■ **Exercise**
Below, find each line holding "this" and state how many there are, using the number alone.

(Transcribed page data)

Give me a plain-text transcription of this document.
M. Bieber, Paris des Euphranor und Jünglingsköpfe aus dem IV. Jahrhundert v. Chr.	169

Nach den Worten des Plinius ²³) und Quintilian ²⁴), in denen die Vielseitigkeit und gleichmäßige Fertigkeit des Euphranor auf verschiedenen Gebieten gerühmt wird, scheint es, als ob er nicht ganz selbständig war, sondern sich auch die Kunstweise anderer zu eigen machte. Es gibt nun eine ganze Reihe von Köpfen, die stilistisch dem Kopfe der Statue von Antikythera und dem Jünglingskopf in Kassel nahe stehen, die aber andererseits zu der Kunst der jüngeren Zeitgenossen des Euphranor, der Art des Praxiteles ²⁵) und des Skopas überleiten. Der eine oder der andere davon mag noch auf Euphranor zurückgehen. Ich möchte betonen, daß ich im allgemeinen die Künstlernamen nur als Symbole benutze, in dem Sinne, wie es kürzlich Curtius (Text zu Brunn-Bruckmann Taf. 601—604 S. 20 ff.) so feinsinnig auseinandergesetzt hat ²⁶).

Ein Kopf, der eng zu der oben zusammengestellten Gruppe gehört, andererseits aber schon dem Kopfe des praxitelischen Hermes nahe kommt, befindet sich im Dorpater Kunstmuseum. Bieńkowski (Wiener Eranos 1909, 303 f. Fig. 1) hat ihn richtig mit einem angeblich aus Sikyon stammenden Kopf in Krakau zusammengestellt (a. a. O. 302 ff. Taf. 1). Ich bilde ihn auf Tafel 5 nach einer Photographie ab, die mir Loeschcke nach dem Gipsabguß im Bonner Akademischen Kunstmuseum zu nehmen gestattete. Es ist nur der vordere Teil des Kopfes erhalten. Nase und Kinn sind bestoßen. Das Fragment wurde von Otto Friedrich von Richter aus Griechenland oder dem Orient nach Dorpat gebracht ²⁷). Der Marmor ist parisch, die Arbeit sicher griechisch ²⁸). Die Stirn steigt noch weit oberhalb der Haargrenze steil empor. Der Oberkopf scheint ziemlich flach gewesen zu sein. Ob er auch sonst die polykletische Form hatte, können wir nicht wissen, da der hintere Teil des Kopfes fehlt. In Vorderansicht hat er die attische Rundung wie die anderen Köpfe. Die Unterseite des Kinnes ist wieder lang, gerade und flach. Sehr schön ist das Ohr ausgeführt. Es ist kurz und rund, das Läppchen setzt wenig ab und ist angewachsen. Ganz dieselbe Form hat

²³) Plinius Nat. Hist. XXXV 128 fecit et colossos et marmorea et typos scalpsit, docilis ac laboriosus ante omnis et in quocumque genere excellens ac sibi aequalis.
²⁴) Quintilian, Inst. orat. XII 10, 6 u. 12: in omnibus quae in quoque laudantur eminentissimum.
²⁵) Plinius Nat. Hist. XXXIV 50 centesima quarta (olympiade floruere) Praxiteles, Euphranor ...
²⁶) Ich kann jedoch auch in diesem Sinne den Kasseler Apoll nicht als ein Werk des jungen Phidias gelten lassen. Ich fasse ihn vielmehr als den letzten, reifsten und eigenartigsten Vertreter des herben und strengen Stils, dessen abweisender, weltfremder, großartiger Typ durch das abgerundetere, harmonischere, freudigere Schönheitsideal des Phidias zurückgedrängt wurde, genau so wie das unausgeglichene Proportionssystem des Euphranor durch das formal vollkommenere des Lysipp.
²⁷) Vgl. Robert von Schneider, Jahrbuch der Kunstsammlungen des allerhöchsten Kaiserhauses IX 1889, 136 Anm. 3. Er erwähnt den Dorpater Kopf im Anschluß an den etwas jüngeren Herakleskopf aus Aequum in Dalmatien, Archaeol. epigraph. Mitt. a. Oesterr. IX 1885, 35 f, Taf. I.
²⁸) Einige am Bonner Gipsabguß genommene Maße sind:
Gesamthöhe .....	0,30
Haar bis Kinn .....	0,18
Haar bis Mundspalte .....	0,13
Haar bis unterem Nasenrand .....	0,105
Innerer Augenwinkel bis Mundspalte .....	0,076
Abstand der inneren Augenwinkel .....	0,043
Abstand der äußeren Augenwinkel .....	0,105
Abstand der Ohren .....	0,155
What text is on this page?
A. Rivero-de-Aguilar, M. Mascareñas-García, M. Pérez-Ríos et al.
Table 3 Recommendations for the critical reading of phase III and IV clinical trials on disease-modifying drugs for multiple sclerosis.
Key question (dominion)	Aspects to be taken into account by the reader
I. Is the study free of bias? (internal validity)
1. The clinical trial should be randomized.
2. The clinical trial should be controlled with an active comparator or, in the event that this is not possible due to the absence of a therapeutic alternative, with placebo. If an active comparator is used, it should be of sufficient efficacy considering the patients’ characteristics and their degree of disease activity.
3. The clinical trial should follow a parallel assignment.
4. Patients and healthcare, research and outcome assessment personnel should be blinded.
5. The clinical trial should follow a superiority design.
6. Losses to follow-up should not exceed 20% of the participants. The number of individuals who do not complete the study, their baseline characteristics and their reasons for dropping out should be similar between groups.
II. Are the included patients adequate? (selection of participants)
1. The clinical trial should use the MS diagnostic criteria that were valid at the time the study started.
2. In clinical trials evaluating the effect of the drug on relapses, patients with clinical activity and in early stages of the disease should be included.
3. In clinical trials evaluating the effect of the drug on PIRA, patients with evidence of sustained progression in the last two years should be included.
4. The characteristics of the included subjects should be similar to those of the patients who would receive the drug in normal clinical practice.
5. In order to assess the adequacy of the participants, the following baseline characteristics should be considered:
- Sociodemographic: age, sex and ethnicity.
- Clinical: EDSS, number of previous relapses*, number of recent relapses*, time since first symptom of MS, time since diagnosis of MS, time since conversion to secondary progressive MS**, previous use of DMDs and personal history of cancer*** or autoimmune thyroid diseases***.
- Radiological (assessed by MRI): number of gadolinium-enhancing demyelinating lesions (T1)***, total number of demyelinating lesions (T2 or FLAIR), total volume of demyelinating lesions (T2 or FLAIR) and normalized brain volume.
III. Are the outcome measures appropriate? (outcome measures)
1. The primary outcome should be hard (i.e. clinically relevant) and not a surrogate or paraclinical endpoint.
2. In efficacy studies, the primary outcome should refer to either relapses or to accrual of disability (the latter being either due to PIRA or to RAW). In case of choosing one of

■ **Response**
3